INSTRUCTIONS FOR THE TASK - Reproduce all of the listing below without alteration.

SUPPLIED MATERIAL -
>>>>>
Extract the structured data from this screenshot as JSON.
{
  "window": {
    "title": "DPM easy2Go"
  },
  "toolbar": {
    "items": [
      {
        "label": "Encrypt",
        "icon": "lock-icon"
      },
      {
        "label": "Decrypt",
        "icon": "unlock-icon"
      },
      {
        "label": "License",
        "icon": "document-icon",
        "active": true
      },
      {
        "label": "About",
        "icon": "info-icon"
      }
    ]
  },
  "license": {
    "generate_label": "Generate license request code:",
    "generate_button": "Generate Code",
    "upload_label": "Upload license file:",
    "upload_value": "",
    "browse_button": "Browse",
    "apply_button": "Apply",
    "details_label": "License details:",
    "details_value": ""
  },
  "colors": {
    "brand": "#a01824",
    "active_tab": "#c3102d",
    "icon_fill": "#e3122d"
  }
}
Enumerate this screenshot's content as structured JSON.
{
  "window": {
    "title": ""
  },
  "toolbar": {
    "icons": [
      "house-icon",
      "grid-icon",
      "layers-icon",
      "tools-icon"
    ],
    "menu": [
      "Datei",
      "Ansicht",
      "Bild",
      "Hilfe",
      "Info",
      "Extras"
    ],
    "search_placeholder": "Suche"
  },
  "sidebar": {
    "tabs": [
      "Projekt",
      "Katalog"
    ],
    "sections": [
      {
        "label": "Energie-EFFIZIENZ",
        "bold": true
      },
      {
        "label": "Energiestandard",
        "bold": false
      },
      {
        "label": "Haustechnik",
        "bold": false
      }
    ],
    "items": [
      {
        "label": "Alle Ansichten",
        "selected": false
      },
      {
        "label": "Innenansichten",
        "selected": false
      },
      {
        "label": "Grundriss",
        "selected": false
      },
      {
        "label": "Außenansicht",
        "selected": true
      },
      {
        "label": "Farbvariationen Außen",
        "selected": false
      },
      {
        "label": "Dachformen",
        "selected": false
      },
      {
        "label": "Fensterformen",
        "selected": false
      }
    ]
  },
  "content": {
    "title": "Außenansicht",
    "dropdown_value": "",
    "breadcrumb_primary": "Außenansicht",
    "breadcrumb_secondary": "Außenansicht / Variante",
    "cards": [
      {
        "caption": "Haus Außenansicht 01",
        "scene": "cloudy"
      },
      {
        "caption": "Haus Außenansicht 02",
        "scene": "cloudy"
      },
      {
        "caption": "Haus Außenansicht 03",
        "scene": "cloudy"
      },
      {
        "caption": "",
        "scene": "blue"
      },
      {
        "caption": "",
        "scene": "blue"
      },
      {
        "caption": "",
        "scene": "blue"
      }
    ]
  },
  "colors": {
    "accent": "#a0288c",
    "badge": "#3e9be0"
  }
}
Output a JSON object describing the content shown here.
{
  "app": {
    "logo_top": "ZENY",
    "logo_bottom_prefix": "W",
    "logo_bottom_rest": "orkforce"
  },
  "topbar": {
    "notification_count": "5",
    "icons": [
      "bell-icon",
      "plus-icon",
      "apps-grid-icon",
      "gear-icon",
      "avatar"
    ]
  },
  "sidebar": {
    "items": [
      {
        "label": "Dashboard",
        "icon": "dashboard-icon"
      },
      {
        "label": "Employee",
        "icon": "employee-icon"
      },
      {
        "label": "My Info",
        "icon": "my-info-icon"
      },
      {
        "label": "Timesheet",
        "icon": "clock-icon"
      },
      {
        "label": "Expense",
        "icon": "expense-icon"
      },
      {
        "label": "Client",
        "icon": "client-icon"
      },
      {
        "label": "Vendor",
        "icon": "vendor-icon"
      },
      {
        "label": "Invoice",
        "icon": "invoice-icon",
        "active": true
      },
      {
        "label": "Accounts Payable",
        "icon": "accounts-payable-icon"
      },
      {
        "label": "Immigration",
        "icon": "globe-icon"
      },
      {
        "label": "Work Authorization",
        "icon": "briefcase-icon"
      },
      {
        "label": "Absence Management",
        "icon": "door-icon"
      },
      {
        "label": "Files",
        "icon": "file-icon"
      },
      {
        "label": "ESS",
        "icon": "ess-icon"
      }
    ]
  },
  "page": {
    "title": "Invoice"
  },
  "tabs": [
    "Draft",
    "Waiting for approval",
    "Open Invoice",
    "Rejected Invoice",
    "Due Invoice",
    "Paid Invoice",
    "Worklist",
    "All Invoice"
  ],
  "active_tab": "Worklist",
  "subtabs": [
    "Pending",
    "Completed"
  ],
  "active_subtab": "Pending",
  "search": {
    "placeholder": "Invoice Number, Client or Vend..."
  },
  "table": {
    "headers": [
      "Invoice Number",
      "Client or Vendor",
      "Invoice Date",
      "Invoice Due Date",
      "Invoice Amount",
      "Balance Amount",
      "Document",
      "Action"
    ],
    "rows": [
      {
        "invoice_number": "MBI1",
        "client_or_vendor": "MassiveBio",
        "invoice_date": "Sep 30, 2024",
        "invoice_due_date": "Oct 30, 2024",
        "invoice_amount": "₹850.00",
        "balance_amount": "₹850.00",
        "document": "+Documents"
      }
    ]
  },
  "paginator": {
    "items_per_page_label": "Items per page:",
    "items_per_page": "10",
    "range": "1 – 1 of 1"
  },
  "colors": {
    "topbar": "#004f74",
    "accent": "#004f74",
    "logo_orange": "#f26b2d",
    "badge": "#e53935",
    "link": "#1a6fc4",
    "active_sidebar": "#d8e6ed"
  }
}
<<<<<
COMPLETE OUTPUT -
Extract the structured data from this screenshot as JSON.
{
  "window": {
    "title": "DPM easy2Go"
  },
  "toolbar": {
    "items": [
      {
        "label": "Encrypt",
        "icon": "lock-icon"
      },
      {
        "label": "Decrypt",
        "icon": "unlock-icon"
      },
      {
        "label": "License",
        "icon": "document-icon",
        "active": true
      },
      {
        "label": "About",
        "icon": "info-icon"
      }
    ]
  },
  "license": {
    "generate_label": "Generate license request code:",
    "generate_button": "Generate Code",
    "upload_label": "Upload license file:",
    "upload_value": "",
    "browse_button": "Browse",
    "apply_button": "Apply",
    "details_label": "License details:",
    "details_value": ""
  },
  "colors": {
    "brand": "#a01824",
    "active_tab": "#c3102d",
    "icon_fill": "#e3122d"
  }
}
Enumerate this screenshot's content as structured JSON.
{
  "window": {
    "title": ""
  },
  "toolbar": {
    "icons": [
      "house-icon",
      "grid-icon",
      "layers-icon",
      "tools-icon"
    ],
    "menu": [
      "Datei",
      "Ansicht",
      "Bild",
      "Hilfe",
      "Info",
      "Extras"
    ],
    "search_placeholder": "Suche"
  },
  "sidebar": {
    "tabs": [
      "Projekt",
      "Katalog"
    ],
    "sections": [
      {
        "label": "Energie-EFFIZIENZ",
        "bold": true
      },
      {
        "label": "Energiestandard",
        "bold": false
      },
      {
        "label": "Haustechnik",
        "bold": false
      }
    ],
    "items": [
      {
        "label": "Alle Ansichten",
        "selected": false
      },
      {
        "label": "Innenansichten",
        "selected": false
      },
      {
        "label": "Grundriss",
        "selected": false
      },
      {
        "label": "Außenansicht",
        "selected": true
      },
      {
        "label": "Farbvariationen Außen",
        "selected": false
      },
      {
        "label": "Dachformen",
        "selected": false
      },
      {
        "label": "Fensterformen",
        "selected": false
      }
    ]
  },
  "content": {
    "title": "Außenansicht",
    "dropdown_value": "",
    "breadcrumb_primary": "Außenansicht",
    "breadcrumb_secondary": "Außenansicht / Variante",
    "cards": [
      {
        "caption": "Haus Außenansicht 01",
        "scene": "cloudy"
      },
      {
        "caption": "Haus Außenansicht 02",
        "scene": "cloudy"
      },
      {
        "caption": "Haus Außenansicht 03",
        "scene": "cloudy"
      },
      {
        "caption": "",
        "scene": "blue"
      },
      {
        "caption": "",
        "scene": "blue"
      },
      {
        "caption": "",
        "scene": "blue"
      }
    ]
  },
  "colors": {
    "accent": "#a0288c",
    "badge": "#3e9be0"
  }
}
Output a JSON object describing the content shown here.
{
  "app": {
    "logo_top": "ZENY",
    "logo_bottom_prefix": "W",
    "logo_bottom_rest": "orkforce"
  },
  "topbar": {
    "notification_count": "5",
    "icons": [
      "bell-icon",
      "plus-icon",
      "apps-grid-icon",
      "gear-icon",
      "avatar"
    ]
  },
  "sidebar": {
    "items": [
      {
        "label": "Dashboard",
        "icon": "dashboard-icon"
      },
      {
        "label": "Employee",
        "icon": "employee-icon"
      },
      {
        "label": "My Info",
        "icon": "my-info-icon"
      },
      {
        "label": "Timesheet",
        "icon": "clock-icon"
      },
      {
        "label": "Expense",
        "icon": "expense-icon"
      },
      {
        "label": "Client",
        "icon": "client-icon"
      },
      {
        "label": "Vendor",
        "icon": "vendor-icon"
      },
      {
        "label": "Invoice",
        "icon": "invoice-icon",
        "active": true
      },
      {
        "label": "Accounts Payable",
        "icon": "accounts-payable-icon"
      },
      {
        "label": "Immigration",
        "icon": "globe-icon"
      },
      {
        "label": "Work Authorization",
        "icon": "briefcase-icon"
      },
      {
        "label": "Absence Management",
        "icon": "door-icon"
      },
      {
        "label": "Files",
        "icon": "file-icon"
      },
      {
        "label": "ESS",
        "icon": "ess-icon"
      }
    ]
  },
  "page": {
    "title": "Invoice"
  },
  "tabs": [
    "Draft",
    "Waiting for approval",
    "Open Invoice",
    "Rejected Invoice",
    "Due Invoice",
    "Paid Invoice",
    "Worklist",
    "All Invoice"
  ],
  "active_tab": "Worklist",
  "subtabs": [
    "Pending",
    "Completed"
  ],
  "active_subtab": "Pending",
  "search": {
    "placeholder": "Invoice Number, Client or Vend..."
  },
  "table": {
    "headers": [
      "Invoice Number",
      "Client or Vendor",
      "Invoice Date",
      "Invoice Due Date",
      "Invoice Amount",
      "Balance Amount",
      "Document",
      "Action"
    ],
    "rows": [
      {
        "invoice_number": "MBI1",
        "client_or_vendor": "MassiveBio",
        "invoice_date": "Sep 30, 2024",
        "invoice_due_date": "Oct 30, 2024",
        "invoice_amount": "₹850.00",
        "balance_amount": "₹850.00",
        "document": "+Documents"
      }
    ]
  },
  "paginator": {
    "items_per_page_label": "Items per page:",
    "items_per_page": "10",
    "range": "1 – 1 of 1"
  },
  "colors": {
    "topbar": "#004f74",
    "accent": "#004f74",
    "logo_orange": "#f26b2d",
    "badge": "#e53935",
    "link": "#1a6fc4",
    "active_sidebar": "#d8e6ed"
  }
}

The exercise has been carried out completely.